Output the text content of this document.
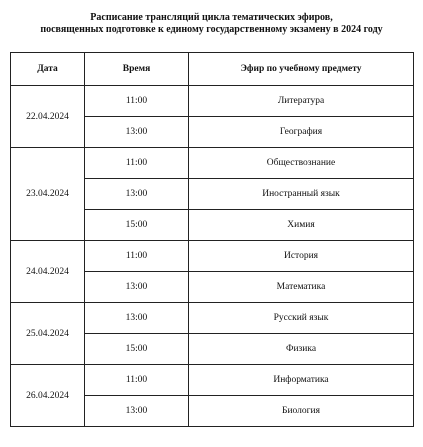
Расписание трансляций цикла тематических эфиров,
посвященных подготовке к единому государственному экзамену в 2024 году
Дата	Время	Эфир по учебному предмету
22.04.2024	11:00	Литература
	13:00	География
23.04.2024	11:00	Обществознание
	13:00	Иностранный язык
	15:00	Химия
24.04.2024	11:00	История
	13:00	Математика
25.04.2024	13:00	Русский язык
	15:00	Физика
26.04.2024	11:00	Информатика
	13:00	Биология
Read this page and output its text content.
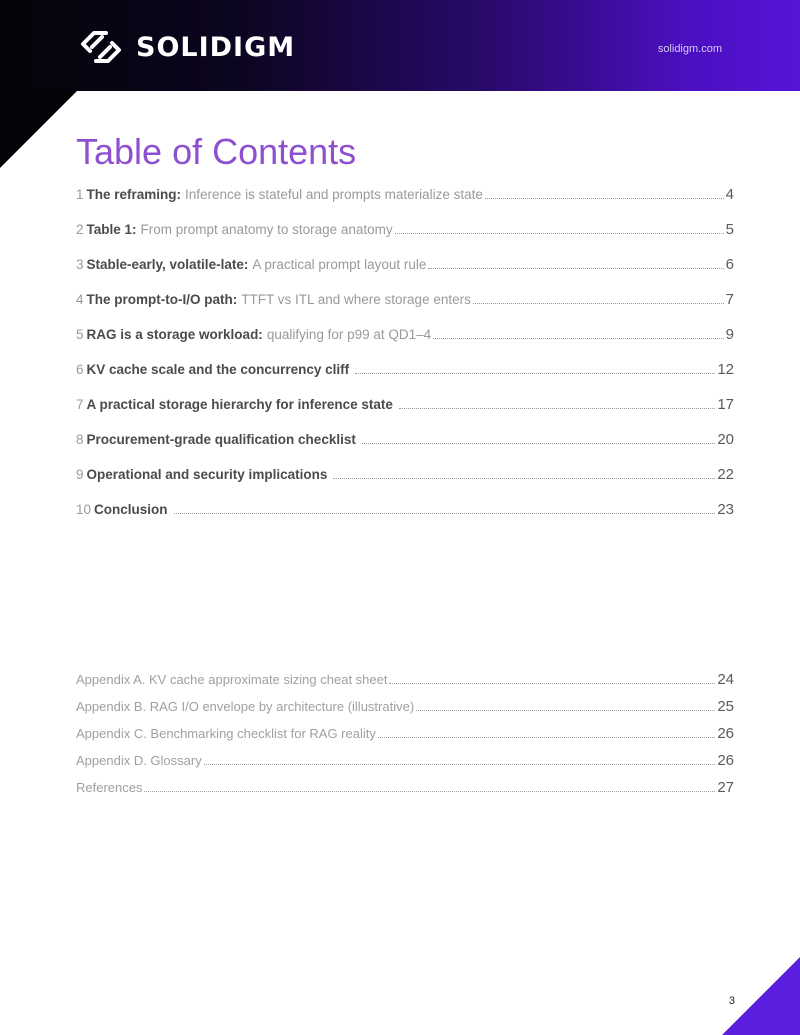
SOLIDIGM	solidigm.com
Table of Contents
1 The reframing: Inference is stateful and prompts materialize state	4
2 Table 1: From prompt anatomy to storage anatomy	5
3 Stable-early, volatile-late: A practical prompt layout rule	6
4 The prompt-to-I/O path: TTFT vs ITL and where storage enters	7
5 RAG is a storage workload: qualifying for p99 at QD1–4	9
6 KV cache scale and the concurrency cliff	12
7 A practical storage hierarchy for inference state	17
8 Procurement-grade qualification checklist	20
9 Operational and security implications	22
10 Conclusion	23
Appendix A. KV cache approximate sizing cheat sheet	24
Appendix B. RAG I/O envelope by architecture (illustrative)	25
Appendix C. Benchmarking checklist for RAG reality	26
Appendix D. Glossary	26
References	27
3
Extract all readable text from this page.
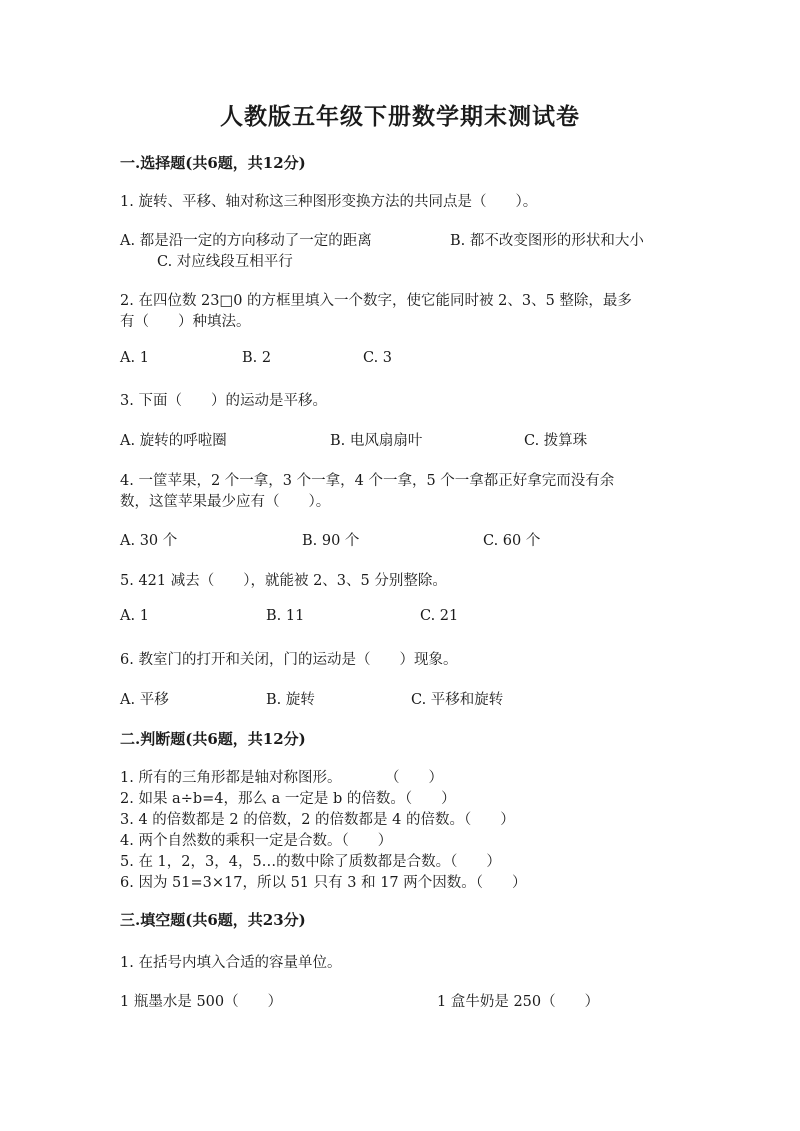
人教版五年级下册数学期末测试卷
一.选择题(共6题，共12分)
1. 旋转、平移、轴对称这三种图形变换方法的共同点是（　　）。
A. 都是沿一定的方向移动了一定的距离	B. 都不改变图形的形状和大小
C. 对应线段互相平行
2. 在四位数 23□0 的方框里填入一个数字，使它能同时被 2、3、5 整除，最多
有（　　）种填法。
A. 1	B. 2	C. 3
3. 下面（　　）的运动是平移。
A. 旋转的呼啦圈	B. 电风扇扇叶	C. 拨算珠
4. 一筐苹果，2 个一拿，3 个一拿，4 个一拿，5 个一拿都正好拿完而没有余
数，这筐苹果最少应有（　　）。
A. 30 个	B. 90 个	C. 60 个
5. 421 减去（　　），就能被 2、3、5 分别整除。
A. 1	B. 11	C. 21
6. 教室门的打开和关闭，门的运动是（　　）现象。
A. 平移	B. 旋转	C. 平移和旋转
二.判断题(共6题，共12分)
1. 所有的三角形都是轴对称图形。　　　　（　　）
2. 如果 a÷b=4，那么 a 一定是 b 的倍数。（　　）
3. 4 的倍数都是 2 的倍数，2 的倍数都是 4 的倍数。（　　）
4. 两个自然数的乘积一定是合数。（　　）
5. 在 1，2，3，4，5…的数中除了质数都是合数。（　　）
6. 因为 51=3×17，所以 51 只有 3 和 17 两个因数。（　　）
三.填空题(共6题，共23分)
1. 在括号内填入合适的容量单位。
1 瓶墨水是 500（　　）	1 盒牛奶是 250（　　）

▶ **What you are asked to do**
Count the lines in which the string "text" appears, then report only that figure.

▶ **The completed task**
3